■ Task input ■
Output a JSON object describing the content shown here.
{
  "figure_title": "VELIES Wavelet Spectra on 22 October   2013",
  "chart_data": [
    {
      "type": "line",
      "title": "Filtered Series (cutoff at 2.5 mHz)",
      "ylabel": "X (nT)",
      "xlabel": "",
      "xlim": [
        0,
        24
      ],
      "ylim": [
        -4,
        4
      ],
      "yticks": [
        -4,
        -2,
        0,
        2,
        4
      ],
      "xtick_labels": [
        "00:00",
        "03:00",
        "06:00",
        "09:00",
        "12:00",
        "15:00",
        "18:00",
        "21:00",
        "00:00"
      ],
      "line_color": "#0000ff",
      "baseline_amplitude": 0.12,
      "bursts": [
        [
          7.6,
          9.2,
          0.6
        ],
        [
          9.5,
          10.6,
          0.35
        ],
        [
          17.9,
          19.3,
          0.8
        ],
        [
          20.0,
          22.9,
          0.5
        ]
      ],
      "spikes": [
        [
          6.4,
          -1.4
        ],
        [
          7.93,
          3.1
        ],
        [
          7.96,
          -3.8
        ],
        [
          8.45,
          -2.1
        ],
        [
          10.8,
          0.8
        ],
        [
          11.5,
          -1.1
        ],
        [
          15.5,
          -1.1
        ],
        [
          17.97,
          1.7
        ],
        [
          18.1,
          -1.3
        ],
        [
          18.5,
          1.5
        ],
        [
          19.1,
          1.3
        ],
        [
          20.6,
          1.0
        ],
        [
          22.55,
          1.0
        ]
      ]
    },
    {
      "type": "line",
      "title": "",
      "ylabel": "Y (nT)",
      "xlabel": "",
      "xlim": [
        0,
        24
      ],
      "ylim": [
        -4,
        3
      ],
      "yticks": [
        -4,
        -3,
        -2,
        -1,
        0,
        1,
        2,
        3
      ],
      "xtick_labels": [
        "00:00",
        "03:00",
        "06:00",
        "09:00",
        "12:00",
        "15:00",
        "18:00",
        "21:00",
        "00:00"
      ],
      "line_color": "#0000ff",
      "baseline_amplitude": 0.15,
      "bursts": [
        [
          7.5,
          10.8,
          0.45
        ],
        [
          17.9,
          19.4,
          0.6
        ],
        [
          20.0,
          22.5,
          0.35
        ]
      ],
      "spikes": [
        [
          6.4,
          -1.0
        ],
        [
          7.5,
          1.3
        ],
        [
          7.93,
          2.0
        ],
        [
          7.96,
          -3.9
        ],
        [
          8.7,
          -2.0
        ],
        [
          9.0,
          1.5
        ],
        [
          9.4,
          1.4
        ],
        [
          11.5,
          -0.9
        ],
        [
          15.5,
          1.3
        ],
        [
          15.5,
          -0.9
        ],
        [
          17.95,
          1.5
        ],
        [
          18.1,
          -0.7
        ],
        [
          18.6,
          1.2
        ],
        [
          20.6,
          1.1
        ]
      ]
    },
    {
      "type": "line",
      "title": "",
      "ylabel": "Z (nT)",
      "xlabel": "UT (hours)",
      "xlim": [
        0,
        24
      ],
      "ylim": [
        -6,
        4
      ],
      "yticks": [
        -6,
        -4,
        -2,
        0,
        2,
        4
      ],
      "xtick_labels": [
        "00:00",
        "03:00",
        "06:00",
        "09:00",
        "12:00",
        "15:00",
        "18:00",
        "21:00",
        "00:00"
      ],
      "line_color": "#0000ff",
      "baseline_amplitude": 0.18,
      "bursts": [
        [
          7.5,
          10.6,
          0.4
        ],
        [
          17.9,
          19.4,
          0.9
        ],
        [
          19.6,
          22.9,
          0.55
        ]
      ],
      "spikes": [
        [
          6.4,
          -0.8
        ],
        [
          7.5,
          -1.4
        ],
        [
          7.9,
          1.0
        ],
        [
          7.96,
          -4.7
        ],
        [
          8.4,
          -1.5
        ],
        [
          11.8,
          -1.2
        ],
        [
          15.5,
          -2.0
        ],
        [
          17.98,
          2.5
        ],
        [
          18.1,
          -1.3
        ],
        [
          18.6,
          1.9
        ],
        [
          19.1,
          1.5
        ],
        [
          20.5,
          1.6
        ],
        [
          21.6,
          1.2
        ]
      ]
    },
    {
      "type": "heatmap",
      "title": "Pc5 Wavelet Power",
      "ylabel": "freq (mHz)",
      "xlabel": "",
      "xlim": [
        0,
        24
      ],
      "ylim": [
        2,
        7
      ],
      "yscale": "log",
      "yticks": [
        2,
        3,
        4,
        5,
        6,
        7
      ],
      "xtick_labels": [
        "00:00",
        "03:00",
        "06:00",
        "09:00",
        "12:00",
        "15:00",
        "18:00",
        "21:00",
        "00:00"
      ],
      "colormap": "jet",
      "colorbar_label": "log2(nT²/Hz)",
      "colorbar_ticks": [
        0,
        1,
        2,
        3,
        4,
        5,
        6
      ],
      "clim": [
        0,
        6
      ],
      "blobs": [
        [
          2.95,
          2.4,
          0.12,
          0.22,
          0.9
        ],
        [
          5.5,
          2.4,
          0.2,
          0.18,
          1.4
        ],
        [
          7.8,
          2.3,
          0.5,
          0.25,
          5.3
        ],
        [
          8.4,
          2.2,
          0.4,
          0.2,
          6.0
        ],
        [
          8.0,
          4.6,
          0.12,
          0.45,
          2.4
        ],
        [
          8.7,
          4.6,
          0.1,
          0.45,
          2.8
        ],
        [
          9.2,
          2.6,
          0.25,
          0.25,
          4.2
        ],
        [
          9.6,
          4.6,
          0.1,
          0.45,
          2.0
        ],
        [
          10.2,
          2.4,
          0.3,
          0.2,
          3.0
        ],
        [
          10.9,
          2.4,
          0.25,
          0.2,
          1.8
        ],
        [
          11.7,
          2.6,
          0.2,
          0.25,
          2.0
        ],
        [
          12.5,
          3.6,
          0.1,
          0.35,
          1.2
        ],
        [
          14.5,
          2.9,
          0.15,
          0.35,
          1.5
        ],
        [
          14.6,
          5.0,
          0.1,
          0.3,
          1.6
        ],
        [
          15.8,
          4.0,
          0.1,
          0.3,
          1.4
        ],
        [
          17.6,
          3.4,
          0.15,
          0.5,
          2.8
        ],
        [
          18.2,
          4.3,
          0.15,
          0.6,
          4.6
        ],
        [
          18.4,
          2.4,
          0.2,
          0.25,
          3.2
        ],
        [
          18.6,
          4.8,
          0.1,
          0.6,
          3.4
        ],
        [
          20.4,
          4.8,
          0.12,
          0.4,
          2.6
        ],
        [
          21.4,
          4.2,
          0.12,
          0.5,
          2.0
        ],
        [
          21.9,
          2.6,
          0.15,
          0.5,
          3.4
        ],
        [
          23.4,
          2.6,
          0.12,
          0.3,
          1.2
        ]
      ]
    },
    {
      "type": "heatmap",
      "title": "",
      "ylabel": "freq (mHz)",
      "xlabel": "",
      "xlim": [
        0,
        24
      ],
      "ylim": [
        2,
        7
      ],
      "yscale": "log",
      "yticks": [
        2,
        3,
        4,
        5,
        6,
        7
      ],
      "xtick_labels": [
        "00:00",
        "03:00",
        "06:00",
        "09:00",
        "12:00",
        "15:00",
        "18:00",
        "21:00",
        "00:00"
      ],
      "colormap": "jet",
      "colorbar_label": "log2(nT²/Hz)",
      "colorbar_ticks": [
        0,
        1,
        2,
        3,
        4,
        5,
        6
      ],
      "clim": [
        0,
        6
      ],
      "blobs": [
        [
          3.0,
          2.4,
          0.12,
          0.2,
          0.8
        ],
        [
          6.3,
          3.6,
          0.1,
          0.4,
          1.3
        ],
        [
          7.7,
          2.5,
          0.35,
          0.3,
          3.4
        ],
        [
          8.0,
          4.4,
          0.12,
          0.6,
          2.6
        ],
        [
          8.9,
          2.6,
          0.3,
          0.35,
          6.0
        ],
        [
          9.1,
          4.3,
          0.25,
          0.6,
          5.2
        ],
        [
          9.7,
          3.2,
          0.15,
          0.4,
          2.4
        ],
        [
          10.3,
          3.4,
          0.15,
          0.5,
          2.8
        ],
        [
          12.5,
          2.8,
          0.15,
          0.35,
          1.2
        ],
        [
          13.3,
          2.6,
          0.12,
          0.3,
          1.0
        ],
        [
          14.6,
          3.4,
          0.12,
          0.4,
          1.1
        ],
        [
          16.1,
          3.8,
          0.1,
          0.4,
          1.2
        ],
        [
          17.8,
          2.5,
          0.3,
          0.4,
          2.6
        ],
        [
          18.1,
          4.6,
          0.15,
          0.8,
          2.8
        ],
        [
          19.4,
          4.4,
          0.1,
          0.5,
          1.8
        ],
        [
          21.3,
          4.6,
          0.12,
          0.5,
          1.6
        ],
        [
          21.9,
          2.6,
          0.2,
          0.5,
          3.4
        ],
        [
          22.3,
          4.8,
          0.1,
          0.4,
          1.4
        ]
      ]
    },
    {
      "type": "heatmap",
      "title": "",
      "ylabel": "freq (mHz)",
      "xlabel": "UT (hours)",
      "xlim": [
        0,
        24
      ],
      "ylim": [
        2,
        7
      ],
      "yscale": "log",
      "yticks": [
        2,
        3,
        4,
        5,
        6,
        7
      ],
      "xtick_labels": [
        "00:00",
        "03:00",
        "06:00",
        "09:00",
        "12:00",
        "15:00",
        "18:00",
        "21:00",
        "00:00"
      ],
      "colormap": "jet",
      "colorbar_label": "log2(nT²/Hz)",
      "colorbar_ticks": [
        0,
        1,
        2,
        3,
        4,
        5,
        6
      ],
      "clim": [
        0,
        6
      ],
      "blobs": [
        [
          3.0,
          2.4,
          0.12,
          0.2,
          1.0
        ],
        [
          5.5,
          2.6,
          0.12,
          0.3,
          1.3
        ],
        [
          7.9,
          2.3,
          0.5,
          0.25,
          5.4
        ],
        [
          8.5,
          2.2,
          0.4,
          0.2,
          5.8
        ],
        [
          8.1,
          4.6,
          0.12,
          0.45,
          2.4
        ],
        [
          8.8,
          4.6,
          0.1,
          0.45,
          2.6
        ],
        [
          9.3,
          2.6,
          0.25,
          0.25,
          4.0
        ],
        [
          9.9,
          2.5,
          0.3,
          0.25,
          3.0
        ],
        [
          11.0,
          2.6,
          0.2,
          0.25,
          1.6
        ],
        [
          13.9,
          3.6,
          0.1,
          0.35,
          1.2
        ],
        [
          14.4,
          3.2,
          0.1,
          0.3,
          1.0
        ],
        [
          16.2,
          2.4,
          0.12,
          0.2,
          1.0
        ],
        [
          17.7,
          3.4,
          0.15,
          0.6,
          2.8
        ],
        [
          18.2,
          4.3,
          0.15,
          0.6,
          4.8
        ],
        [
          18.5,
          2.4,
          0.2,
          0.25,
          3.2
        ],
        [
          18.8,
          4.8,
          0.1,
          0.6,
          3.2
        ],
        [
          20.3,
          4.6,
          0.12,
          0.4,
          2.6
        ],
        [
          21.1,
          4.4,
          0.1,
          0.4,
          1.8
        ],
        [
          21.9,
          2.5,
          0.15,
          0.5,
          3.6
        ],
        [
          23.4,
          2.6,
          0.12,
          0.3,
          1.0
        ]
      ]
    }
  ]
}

■ Given request ■
Filter the records for lines holding the string "Wavelet". Copy each one.

■ The completed task ■
  "figure_title": "VELIES Wavelet Spectra on 22 October   2013",
      "title": "Pc5 Wavelet Power",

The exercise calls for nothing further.